— Begin Entries shown —

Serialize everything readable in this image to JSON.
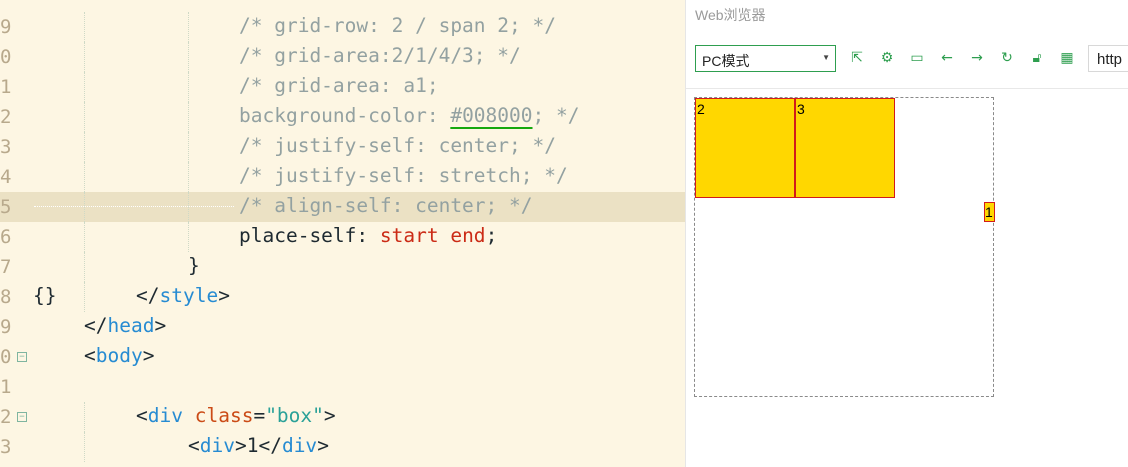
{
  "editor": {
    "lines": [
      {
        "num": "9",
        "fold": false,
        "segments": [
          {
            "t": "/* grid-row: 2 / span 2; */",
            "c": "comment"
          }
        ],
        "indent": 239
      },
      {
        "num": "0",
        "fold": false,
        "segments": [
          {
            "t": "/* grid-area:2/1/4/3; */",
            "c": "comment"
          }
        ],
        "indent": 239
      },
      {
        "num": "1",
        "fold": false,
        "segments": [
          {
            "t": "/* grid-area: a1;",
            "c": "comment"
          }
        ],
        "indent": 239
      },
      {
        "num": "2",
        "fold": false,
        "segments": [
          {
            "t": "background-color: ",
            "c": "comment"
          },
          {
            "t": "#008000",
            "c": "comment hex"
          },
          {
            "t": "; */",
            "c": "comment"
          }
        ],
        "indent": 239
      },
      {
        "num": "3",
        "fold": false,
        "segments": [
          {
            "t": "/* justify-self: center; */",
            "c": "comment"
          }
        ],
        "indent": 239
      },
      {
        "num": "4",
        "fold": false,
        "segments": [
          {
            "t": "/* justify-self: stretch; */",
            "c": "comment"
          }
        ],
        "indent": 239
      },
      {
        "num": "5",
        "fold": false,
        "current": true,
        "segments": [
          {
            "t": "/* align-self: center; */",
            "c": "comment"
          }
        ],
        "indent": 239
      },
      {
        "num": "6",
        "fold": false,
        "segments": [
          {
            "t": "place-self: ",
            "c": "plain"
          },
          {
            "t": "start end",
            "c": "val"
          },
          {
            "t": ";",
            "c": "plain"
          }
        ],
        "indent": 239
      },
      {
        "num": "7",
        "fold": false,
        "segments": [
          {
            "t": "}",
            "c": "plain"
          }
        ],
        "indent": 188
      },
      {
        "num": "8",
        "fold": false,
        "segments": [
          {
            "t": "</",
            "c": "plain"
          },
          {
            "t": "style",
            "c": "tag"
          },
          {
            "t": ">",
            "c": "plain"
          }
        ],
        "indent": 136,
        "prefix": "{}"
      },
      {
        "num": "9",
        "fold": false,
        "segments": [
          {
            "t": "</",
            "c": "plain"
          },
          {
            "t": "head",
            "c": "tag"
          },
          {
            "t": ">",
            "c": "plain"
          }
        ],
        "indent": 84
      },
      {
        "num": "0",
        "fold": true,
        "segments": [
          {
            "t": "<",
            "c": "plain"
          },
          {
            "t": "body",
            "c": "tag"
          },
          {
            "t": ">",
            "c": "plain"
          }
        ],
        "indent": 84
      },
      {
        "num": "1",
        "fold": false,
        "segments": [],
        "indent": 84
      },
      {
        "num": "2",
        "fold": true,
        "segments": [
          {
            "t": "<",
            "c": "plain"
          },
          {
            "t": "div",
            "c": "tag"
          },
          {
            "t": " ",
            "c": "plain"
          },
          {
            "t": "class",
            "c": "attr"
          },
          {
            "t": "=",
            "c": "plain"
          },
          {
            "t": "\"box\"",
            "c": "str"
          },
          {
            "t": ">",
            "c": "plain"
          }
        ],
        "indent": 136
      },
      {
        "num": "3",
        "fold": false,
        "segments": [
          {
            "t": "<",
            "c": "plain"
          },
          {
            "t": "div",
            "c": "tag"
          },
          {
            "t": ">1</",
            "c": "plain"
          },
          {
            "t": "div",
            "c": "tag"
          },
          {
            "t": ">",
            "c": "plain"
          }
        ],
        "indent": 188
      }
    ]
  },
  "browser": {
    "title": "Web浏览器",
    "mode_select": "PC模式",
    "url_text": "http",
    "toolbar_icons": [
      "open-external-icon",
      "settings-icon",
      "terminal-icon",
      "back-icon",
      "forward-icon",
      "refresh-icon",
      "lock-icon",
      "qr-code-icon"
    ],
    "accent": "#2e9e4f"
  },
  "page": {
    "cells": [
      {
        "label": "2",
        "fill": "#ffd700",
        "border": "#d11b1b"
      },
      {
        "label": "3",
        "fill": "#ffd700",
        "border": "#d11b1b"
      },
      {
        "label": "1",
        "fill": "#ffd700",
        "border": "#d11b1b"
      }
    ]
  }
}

— End Entries shown —

Exercise directions: Every line of the data above should be quoted exactly. Omit the pictures.

Solution to this problem:
Serialize everything readable in this image to JSON.
{
  "editor": {
    "lines": [
      {
        "num": "9",
        "fold": false,
        "segments": [
          {
            "t": "/* grid-row: 2 / span 2; */",
            "c": "comment"
          }
        ],
        "indent": 239
      },
      {
        "num": "0",
        "fold": false,
        "segments": [
          {
            "t": "/* grid-area:2/1/4/3; */",
            "c": "comment"
          }
        ],
        "indent": 239
      },
      {
        "num": "1",
        "fold": false,
        "segments": [
          {
            "t": "/* grid-area: a1;",
            "c": "comment"
          }
        ],
        "indent": 239
      },
      {
        "num": "2",
        "fold": false,
        "segments": [
          {
            "t": "background-color: ",
            "c": "comment"
          },
          {
            "t": "#008000",
            "c": "comment hex"
          },
          {
            "t": "; */",
            "c": "comment"
          }
        ],
        "indent": 239
      },
      {
        "num": "3",
        "fold": false,
        "segments": [
          {
            "t": "/* justify-self: center; */",
            "c": "comment"
          }
        ],
        "indent": 239
      },
      {
        "num": "4",
        "fold": false,
        "segments": [
          {
            "t": "/* justify-self: stretch; */",
            "c": "comment"
          }
        ],
        "indent": 239
      },
      {
        "num": "5",
        "fold": false,
        "current": true,
        "segments": [
          {
            "t": "/* align-self: center; */",
            "c": "comment"
          }
        ],
        "indent": 239
      },
      {
        "num": "6",
        "fold": false,
        "segments": [
          {
            "t": "place-self: ",
            "c": "plain"
          },
          {
            "t": "start end",
            "c": "val"
          },
          {
            "t": ";",
            "c": "plain"
          }
        ],
        "indent": 239
      },
      {
        "num": "7",
        "fold": false,
        "segments": [
          {
            "t": "}",
            "c": "plain"
          }
        ],
        "indent": 188
      },
      {
        "num": "8",
        "fold": false,
        "segments": [
          {
            "t": "</",
            "c": "plain"
          },
          {
            "t": "style",
            "c": "tag"
          },
          {
            "t": ">",
            "c": "plain"
          }
        ],
        "indent": 136,
        "prefix": "{}"
      },
      {
        "num": "9",
        "fold": false,
        "segments": [
          {
            "t": "</",
            "c": "plain"
          },
          {
            "t": "head",
            "c": "tag"
          },
          {
            "t": ">",
            "c": "plain"
          }
        ],
        "indent": 84
      },
      {
        "num": "0",
        "fold": true,
        "segments": [
          {
            "t": "<",
            "c": "plain"
          },
          {
            "t": "body",
            "c": "tag"
          },
          {
            "t": ">",
            "c": "plain"
          }
        ],
        "indent": 84
      },
      {
        "num": "1",
        "fold": false,
        "segments": [],
        "indent": 84
      },
      {
        "num": "2",
        "fold": true,
        "segments": [
          {
            "t": "<",
            "c": "plain"
          },
          {
            "t": "div",
            "c": "tag"
          },
          {
            "t": " ",
            "c": "plain"
          },
          {
            "t": "class",
            "c": "attr"
          },
          {
            "t": "=",
            "c": "plain"
          },
          {
            "t": "\"box\"",
            "c": "str"
          },
          {
            "t": ">",
            "c": "plain"
          }
        ],
        "indent": 136
      },
      {
        "num": "3",
        "fold": false,
        "segments": [
          {
            "t": "<",
            "c": "plain"
          },
          {
            "t": "div",
            "c": "tag"
          },
          {
            "t": ">1</",
            "c": "plain"
          },
          {
            "t": "div",
            "c": "tag"
          },
          {
            "t": ">",
            "c": "plain"
          }
        ],
        "indent": 188
      }
    ]
  },
  "browser": {
    "title": "Web浏览器",
    "mode_select": "PC模式",
    "url_text": "http",
    "toolbar_icons": [
      "open-external-icon",
      "settings-icon",
      "terminal-icon",
      "back-icon",
      "forward-icon",
      "refresh-icon",
      "lock-icon",
      "qr-code-icon"
    ],
    "accent": "#2e9e4f"
  },
  "page": {
    "cells": [
      {
        "label": "2",
        "fill": "#ffd700",
        "border": "#d11b1b"
      },
      {
        "label": "3",
        "fill": "#ffd700",
        "border": "#d11b1b"
      },
      {
        "label": "1",
        "fill": "#ffd700",
        "border": "#d11b1b"
      }
    ]
  }
}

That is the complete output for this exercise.